[start of DATA FOR PROCESSING]

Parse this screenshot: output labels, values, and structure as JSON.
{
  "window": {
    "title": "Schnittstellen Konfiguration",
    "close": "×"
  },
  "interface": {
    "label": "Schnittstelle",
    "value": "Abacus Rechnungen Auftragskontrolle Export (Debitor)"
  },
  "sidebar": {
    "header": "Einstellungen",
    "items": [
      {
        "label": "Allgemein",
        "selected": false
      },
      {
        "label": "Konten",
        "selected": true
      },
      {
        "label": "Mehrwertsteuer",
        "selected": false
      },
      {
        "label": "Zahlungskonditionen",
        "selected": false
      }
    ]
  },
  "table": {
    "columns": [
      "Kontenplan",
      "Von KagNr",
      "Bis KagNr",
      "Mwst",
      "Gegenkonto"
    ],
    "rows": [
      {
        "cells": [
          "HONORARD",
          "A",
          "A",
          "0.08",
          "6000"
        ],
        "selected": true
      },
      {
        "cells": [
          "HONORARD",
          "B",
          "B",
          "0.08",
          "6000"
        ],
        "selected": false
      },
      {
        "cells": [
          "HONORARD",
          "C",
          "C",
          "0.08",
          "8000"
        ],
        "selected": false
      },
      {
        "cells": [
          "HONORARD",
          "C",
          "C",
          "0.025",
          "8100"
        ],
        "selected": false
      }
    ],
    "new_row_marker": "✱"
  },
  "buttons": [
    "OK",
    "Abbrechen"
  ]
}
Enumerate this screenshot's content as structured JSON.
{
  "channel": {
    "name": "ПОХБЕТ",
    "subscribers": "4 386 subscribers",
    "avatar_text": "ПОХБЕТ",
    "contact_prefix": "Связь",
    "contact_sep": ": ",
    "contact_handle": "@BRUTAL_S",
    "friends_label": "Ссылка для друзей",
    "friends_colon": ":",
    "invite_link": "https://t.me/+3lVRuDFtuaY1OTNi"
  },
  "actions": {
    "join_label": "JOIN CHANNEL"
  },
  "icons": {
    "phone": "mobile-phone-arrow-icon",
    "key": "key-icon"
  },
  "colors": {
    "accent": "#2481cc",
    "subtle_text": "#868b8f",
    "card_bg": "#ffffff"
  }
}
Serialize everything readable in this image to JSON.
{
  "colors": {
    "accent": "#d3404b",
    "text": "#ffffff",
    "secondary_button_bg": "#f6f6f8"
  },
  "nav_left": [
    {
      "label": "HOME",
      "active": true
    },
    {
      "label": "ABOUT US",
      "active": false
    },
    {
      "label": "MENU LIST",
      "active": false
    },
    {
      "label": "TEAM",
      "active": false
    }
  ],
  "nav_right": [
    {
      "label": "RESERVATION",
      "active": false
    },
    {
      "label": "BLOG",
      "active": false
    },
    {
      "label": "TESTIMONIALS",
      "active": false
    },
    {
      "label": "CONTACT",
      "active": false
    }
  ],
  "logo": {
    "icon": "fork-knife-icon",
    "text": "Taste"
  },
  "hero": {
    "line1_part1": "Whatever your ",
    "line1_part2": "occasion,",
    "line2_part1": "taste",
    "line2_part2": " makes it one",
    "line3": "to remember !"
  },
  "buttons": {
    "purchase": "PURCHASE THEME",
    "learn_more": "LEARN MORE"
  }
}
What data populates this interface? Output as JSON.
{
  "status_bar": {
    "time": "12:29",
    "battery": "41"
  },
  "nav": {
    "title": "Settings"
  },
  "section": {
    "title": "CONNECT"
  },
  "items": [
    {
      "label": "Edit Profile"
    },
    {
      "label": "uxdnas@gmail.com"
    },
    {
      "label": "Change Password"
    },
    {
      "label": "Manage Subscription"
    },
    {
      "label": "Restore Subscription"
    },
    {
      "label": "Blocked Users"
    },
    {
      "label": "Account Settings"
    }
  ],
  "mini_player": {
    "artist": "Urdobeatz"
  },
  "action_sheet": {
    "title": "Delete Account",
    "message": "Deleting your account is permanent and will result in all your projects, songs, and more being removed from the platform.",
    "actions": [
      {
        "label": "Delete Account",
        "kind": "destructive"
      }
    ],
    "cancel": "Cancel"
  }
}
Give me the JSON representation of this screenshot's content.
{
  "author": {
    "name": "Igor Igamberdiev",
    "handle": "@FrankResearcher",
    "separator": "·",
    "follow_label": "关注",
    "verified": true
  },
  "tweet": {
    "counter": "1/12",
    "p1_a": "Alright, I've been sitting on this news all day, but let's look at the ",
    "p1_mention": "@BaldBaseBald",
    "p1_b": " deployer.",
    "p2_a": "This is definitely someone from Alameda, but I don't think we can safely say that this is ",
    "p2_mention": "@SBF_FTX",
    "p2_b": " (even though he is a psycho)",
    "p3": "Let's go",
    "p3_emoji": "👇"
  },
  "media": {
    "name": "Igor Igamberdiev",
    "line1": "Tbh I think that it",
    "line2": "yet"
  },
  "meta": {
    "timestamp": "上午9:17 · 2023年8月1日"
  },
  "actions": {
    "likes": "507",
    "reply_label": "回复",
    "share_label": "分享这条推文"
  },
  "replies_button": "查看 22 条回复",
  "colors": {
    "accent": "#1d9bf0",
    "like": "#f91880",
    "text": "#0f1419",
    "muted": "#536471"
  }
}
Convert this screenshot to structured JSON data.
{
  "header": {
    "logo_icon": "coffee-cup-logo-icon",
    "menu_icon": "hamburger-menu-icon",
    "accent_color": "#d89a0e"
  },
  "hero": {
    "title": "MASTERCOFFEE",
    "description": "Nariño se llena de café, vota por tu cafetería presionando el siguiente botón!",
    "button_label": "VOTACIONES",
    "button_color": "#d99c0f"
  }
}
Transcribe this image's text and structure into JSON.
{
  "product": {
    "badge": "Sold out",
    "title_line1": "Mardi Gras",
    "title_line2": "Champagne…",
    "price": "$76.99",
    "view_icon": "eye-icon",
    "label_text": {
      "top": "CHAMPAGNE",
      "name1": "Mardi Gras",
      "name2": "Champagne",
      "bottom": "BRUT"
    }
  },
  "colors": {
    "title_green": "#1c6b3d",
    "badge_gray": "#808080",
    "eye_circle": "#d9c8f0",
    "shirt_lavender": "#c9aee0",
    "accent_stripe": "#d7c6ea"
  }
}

[end of DATA FOR PROCESSING]

GIVEN REQUEST:
Determine the number of lines in the data that contain "Settings" as a word or string, and state only that number.

RESULT OF THIS TASK:
2